▸ REQUIRED TASK
Starting at the top of the records and ending after the line that contains "486, 243, 500]", rewrite those lines with "candle-body" replaced by "candle-fill" and nothing else changed.

▸ DATA FOR THE TASK
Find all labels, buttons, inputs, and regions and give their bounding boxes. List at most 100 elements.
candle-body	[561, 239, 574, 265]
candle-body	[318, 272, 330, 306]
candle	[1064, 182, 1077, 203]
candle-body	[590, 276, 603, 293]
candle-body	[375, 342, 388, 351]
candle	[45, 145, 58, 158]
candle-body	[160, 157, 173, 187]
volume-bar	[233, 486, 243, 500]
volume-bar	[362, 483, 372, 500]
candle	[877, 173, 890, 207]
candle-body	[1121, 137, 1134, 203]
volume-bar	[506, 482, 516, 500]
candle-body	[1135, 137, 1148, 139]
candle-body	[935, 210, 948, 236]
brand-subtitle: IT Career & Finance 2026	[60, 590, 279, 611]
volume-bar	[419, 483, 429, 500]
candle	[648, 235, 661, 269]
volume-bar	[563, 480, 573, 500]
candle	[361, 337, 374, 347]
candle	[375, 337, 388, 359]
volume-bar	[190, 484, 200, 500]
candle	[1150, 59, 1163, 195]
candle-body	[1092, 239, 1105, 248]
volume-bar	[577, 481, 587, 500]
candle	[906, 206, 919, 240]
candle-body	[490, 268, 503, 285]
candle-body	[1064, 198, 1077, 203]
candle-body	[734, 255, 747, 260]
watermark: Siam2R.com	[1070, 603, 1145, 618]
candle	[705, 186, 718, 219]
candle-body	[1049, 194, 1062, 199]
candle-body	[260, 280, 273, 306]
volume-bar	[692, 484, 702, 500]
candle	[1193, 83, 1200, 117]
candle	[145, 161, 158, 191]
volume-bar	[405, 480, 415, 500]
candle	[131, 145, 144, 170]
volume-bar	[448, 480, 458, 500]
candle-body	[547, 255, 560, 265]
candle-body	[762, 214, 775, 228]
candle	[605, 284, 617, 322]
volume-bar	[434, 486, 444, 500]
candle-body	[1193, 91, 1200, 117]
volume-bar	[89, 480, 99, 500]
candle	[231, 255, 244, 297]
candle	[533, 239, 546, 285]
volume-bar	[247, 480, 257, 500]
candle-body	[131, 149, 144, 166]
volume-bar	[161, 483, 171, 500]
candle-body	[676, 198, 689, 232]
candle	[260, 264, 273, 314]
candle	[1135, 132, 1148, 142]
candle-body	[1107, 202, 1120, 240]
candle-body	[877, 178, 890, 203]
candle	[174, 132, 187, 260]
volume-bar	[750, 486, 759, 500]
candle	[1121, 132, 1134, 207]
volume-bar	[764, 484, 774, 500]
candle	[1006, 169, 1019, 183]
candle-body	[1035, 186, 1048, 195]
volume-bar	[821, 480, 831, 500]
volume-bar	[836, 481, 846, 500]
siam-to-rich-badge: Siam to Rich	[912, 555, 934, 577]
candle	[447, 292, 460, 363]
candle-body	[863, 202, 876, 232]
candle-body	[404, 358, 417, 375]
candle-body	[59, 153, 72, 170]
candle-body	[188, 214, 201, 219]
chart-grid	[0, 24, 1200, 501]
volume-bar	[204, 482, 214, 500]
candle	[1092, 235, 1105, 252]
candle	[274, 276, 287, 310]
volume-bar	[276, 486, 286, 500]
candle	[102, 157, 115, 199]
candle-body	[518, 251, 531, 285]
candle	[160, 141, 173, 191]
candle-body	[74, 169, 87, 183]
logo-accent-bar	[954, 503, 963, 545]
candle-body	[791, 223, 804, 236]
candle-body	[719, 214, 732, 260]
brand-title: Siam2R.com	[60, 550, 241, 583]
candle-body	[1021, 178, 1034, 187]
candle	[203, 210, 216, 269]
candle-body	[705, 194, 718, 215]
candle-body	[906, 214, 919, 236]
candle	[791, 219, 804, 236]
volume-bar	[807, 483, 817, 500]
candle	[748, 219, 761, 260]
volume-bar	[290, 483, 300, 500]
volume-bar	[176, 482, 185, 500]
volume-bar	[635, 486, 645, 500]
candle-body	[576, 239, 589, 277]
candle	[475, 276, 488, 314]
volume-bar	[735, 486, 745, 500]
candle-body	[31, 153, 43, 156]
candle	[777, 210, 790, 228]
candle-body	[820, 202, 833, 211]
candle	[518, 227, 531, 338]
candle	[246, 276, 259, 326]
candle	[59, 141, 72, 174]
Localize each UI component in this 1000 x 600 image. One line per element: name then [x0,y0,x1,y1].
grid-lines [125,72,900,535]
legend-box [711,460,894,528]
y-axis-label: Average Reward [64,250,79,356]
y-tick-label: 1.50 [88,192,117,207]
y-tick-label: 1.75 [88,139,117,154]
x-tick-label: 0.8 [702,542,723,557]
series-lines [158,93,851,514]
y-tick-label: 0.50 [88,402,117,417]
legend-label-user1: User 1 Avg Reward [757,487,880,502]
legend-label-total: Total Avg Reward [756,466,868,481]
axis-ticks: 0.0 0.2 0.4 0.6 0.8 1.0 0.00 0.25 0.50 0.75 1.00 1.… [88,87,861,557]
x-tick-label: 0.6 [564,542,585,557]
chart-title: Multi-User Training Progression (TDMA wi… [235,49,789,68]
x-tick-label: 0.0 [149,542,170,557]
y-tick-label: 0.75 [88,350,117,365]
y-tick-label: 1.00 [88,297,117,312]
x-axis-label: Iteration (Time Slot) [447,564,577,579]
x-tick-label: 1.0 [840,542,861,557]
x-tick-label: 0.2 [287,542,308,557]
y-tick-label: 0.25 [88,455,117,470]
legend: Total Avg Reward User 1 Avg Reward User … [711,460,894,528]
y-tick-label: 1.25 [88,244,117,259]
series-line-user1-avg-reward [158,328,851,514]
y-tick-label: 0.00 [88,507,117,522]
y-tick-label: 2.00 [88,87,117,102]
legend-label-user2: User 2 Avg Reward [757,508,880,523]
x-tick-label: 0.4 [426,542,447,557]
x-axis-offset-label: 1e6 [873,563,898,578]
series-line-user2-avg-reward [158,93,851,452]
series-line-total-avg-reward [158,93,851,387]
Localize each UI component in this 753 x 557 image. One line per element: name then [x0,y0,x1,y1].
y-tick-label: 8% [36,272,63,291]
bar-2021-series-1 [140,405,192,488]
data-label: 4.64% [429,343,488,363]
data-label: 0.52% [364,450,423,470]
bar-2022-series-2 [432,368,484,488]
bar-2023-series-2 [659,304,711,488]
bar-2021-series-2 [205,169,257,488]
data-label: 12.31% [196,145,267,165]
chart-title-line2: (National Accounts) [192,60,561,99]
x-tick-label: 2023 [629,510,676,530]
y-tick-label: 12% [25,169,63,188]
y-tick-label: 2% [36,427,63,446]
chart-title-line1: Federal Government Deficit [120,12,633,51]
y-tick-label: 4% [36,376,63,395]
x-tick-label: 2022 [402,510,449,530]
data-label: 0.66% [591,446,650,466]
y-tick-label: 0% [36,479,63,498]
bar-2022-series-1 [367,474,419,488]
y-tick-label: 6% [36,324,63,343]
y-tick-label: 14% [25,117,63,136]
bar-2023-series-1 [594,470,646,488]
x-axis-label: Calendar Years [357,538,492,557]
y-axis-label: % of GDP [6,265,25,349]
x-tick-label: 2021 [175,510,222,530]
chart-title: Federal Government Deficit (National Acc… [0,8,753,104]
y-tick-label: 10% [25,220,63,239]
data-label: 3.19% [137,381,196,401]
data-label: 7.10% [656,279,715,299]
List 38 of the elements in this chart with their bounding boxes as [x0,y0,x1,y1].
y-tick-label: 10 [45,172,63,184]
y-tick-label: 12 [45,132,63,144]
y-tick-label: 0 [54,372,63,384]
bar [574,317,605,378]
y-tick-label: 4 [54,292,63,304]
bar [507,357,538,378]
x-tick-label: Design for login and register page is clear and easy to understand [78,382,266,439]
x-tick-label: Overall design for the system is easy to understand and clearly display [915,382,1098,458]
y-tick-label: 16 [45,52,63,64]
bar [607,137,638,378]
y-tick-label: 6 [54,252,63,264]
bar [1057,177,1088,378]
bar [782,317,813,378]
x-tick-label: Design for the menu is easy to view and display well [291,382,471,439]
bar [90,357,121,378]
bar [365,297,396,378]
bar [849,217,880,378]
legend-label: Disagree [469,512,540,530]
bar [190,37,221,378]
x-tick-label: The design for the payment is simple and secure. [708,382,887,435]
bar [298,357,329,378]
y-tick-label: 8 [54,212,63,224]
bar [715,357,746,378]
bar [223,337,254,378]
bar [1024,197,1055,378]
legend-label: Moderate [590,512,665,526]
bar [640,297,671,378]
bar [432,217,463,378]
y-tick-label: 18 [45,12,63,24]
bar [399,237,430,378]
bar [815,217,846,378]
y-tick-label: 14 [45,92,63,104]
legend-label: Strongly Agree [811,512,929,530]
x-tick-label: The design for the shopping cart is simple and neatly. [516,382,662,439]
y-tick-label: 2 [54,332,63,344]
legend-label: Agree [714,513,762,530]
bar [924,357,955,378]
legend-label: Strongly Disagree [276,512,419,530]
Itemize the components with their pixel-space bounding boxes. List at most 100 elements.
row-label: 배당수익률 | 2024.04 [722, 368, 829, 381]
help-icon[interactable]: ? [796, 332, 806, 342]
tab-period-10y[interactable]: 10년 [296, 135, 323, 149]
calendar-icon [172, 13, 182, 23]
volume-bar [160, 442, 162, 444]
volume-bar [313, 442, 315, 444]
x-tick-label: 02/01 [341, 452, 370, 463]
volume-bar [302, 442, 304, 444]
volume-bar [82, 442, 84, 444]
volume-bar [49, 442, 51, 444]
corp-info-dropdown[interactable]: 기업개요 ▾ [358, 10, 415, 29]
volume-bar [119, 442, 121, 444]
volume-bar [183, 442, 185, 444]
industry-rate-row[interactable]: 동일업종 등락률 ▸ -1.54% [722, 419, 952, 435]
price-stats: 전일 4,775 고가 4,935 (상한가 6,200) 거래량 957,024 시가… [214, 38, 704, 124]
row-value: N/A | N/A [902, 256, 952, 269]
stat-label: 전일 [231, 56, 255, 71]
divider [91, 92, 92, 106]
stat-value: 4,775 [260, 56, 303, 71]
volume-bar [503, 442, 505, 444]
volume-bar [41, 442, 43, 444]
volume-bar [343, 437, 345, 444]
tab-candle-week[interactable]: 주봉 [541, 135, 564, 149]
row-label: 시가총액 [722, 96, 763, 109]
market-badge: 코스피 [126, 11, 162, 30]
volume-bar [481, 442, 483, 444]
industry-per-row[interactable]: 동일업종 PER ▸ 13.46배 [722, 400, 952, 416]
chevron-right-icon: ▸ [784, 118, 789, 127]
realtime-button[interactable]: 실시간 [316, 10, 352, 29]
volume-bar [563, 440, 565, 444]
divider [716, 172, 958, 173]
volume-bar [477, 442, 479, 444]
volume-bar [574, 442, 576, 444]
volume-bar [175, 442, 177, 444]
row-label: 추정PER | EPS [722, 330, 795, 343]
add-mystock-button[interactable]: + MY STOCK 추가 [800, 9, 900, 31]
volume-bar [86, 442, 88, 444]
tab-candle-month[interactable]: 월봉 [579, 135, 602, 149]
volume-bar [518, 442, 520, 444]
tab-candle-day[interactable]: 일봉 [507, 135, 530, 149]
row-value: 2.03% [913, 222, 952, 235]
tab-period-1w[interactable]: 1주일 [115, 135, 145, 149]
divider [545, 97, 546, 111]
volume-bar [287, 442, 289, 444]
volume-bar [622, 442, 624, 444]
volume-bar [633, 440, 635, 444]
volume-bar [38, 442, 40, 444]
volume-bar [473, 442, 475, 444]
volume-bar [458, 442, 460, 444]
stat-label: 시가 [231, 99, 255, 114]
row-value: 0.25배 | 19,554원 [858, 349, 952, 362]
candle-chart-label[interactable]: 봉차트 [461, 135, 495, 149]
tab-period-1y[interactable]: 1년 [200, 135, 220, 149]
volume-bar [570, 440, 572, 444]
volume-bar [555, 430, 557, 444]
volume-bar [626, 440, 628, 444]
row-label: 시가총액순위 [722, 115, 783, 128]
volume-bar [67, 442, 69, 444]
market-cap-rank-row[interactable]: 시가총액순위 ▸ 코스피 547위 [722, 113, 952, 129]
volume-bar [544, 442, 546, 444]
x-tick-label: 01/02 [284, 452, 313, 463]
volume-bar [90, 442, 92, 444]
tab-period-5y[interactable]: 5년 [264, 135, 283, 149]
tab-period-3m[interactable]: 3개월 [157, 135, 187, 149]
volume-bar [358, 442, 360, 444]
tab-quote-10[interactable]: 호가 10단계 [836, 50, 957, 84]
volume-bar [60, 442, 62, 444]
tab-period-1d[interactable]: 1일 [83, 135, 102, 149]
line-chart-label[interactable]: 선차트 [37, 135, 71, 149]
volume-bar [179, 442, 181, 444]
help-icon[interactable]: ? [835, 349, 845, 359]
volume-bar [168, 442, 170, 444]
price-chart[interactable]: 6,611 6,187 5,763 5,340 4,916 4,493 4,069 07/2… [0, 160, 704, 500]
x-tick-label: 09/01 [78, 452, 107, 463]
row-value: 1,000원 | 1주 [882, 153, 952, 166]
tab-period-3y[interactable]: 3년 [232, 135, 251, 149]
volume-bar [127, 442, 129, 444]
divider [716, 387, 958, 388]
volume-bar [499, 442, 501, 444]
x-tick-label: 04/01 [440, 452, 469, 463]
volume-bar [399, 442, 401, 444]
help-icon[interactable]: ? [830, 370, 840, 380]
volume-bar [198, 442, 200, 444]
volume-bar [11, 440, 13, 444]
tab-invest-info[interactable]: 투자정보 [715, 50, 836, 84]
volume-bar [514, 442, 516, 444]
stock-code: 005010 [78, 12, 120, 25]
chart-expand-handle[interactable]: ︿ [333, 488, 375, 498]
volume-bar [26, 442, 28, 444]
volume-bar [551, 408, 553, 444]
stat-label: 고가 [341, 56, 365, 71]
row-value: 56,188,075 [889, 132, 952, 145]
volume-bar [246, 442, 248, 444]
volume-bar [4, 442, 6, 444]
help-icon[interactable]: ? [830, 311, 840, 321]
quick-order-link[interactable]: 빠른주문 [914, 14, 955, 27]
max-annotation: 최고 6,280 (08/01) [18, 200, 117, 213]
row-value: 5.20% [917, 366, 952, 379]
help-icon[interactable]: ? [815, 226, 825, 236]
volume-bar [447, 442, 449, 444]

▸ FINISHED EXERCISE
Find all labels, buttons, inputs, and regions and give their bounding boxes. List at most 100 elements.
candle-fill	[561, 239, 574, 265]
candle-fill	[318, 272, 330, 306]
candle	[1064, 182, 1077, 203]
candle-fill	[590, 276, 603, 293]
candle-fill	[375, 342, 388, 351]
candle	[45, 145, 58, 158]
candle-fill	[160, 157, 173, 187]
volume-bar	[233, 486, 243, 500]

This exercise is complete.